[A run of records]

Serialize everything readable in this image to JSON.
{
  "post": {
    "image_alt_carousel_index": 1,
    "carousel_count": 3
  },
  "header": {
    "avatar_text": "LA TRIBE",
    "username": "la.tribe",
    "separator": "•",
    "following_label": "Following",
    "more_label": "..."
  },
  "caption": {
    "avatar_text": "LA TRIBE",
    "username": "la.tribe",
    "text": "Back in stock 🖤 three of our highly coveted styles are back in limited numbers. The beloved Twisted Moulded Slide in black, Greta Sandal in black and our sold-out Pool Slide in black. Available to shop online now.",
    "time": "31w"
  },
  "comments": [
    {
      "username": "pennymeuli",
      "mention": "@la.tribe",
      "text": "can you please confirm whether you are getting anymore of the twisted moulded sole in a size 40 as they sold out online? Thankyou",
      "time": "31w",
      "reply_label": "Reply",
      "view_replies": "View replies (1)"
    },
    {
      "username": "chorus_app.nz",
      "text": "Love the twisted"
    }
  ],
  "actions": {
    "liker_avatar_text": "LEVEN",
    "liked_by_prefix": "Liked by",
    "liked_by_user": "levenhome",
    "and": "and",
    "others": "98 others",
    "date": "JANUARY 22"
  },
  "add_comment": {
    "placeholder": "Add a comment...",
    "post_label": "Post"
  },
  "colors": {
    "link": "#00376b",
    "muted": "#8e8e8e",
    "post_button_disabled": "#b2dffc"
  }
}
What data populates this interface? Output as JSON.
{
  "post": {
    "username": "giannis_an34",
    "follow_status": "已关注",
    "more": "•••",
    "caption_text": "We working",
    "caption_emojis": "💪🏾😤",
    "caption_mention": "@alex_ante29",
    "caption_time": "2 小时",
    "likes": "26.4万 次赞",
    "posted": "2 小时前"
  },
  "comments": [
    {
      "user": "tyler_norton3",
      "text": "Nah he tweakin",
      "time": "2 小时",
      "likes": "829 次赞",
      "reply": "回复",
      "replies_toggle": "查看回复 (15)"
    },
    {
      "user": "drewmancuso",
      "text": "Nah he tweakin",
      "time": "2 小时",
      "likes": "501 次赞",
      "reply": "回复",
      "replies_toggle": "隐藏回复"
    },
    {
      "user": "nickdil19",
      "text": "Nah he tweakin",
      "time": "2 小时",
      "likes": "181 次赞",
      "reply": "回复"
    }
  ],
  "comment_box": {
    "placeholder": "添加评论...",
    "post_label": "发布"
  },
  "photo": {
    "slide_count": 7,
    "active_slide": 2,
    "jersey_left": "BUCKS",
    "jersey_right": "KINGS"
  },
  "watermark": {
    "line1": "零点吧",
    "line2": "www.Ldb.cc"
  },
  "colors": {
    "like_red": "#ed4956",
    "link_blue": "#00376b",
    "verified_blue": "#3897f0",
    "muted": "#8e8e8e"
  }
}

→ What needs to be done: Retype the listing. Match it exactly.

→ Task result:
Serialize everything readable in this image to JSON.
{
  "post": {
    "image_alt_carousel_index": 1,
    "carousel_count": 3
  },
  "header": {
    "avatar_text": "LA TRIBE",
    "username": "la.tribe",
    "separator": "•",
    "following_label": "Following",
    "more_label": "..."
  },
  "caption": {
    "avatar_text": "LA TRIBE",
    "username": "la.tribe",
    "text": "Back in stock 🖤 three of our highly coveted styles are back in limited numbers. The beloved Twisted Moulded Slide in black, Greta Sandal in black and our sold-out Pool Slide in black. Available to shop online now.",
    "time": "31w"
  },
  "comments": [
    {
      "username": "pennymeuli",
      "mention": "@la.tribe",
      "text": "can you please confirm whether you are getting anymore of the twisted moulded sole in a size 40 as they sold out online? Thankyou",
      "time": "31w",
      "reply_label": "Reply",
      "view_replies": "View replies (1)"
    },
    {
      "username": "chorus_app.nz",
      "text": "Love the twisted"
    }
  ],
  "actions": {
    "liker_avatar_text": "LEVEN",
    "liked_by_prefix": "Liked by",
    "liked_by_user": "levenhome",
    "and": "and",
    "others": "98 others",
    "date": "JANUARY 22"
  },
  "add_comment": {
    "placeholder": "Add a comment...",
    "post_label": "Post"
  },
  "colors": {
    "link": "#00376b",
    "muted": "#8e8e8e",
    "post_button_disabled": "#b2dffc"
  }
}
What data populates this interface? Output as JSON.
{
  "post": {
    "username": "giannis_an34",
    "follow_status": "已关注",
    "more": "•••",
    "caption_text": "We working",
    "caption_emojis": "💪🏾😤",
    "caption_mention": "@alex_ante29",
    "caption_time": "2 小时",
    "likes": "26.4万 次赞",
    "posted": "2 小时前"
  },
  "comments": [
    {
      "user": "tyler_norton3",
      "text": "Nah he tweakin",
      "time": "2 小时",
      "likes": "829 次赞",
      "reply": "回复",
      "replies_toggle": "查看回复 (15)"
    },
    {
      "user": "drewmancuso",
      "text": "Nah he tweakin",
      "time": "2 小时",
      "likes": "501 次赞",
      "reply": "回复",
      "replies_toggle": "隐藏回复"
    },
    {
      "user": "nickdil19",
      "text": "Nah he tweakin",
      "time": "2 小时",
      "likes": "181 次赞",
      "reply": "回复"
    }
  ],
  "comment_box": {
    "placeholder": "添加评论...",
    "post_label": "发布"
  },
  "photo": {
    "slide_count": 7,
    "active_slide": 2,
    "jersey_left": "BUCKS",
    "jersey_right": "KINGS"
  },
  "watermark": {
    "line1": "零点吧",
    "line2": "www.Ldb.cc"
  },
  "colors": {
    "like_red": "#ed4956",
    "link_blue": "#00376b",
    "verified_blue": "#3897f0",
    "muted": "#8e8e8e"
  }
}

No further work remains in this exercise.